== RECORD EXTRACTS ==

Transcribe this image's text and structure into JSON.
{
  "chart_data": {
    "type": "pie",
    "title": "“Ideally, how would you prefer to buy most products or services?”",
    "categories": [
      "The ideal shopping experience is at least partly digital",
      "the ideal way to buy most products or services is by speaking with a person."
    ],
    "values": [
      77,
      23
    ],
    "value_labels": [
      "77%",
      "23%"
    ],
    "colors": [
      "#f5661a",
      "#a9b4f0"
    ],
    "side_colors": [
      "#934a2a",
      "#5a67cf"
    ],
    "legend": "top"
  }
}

===

### REQUIREMENT
Restate the records, all of them, precisely as written.

### SOLUTION TO THIS TASK
Transcribe this image's text and structure into JSON.
{
  "chart_data": {
    "type": "pie",
    "title": "“Ideally, how would you prefer to buy most products or services?”",
    "categories": [
      "The ideal shopping experience is at least partly digital",
      "the ideal way to buy most products or services is by speaking with a person."
    ],
    "values": [
      77,
      23
    ],
    "value_labels": [
      "77%",
      "23%"
    ],
    "colors": [
      "#f5661a",
      "#a9b4f0"
    ],
    "side_colors": [
      "#934a2a",
      "#5a67cf"
    ],
    "legend": "top"
  }
}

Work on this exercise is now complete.